• Written task
Each line that holds the word "Saturday" should be returned.

• Source data
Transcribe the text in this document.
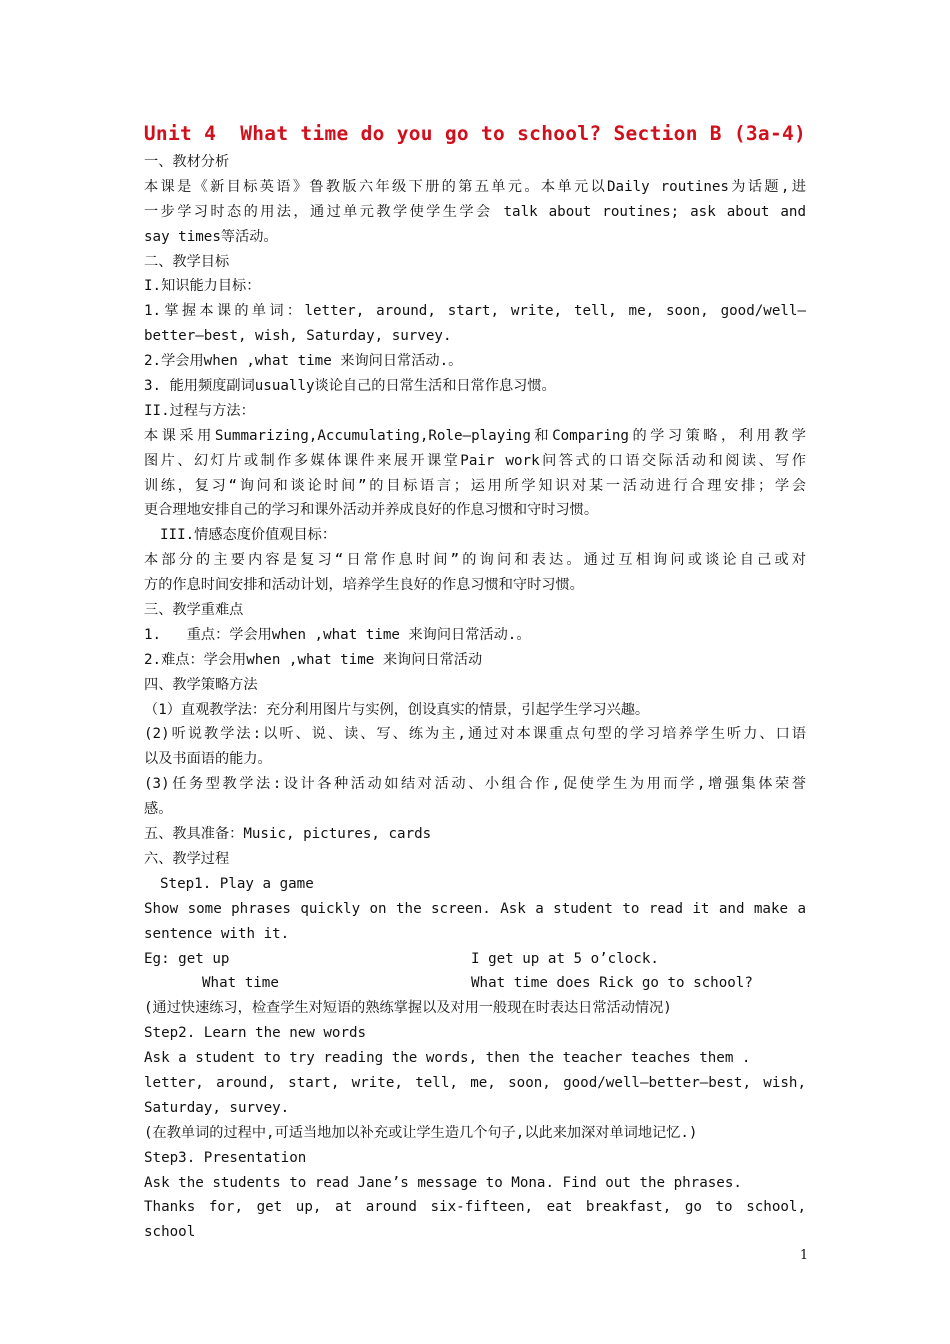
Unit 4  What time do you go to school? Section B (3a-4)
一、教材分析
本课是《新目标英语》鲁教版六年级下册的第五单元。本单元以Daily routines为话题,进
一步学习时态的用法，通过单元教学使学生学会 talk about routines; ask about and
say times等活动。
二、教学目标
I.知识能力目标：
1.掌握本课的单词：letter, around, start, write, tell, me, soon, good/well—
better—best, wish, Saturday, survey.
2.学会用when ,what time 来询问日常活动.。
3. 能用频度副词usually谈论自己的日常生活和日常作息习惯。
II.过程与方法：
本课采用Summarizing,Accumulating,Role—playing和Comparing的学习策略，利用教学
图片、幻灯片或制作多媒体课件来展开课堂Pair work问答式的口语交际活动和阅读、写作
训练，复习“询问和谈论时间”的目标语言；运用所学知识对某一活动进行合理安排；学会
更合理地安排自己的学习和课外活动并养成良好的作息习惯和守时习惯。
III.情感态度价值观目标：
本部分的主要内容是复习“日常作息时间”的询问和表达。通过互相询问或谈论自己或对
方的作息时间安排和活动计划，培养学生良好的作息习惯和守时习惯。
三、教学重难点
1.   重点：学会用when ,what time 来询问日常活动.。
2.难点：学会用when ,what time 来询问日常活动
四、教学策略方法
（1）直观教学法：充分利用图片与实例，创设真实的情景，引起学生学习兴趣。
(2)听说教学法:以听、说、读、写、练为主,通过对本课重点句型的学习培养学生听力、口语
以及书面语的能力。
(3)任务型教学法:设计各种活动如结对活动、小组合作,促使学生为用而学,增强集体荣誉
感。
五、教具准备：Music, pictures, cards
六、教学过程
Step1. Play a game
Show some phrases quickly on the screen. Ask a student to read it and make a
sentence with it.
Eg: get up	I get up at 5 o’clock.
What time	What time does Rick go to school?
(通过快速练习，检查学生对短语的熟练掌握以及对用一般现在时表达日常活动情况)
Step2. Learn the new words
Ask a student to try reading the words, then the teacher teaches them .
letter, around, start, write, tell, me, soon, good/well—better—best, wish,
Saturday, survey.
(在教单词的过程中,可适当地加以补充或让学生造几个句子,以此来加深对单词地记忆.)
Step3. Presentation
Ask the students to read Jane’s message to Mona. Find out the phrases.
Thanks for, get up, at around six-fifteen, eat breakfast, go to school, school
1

• Solution to the exercise
better—best, wish, Saturday, survey.
Saturday, survey.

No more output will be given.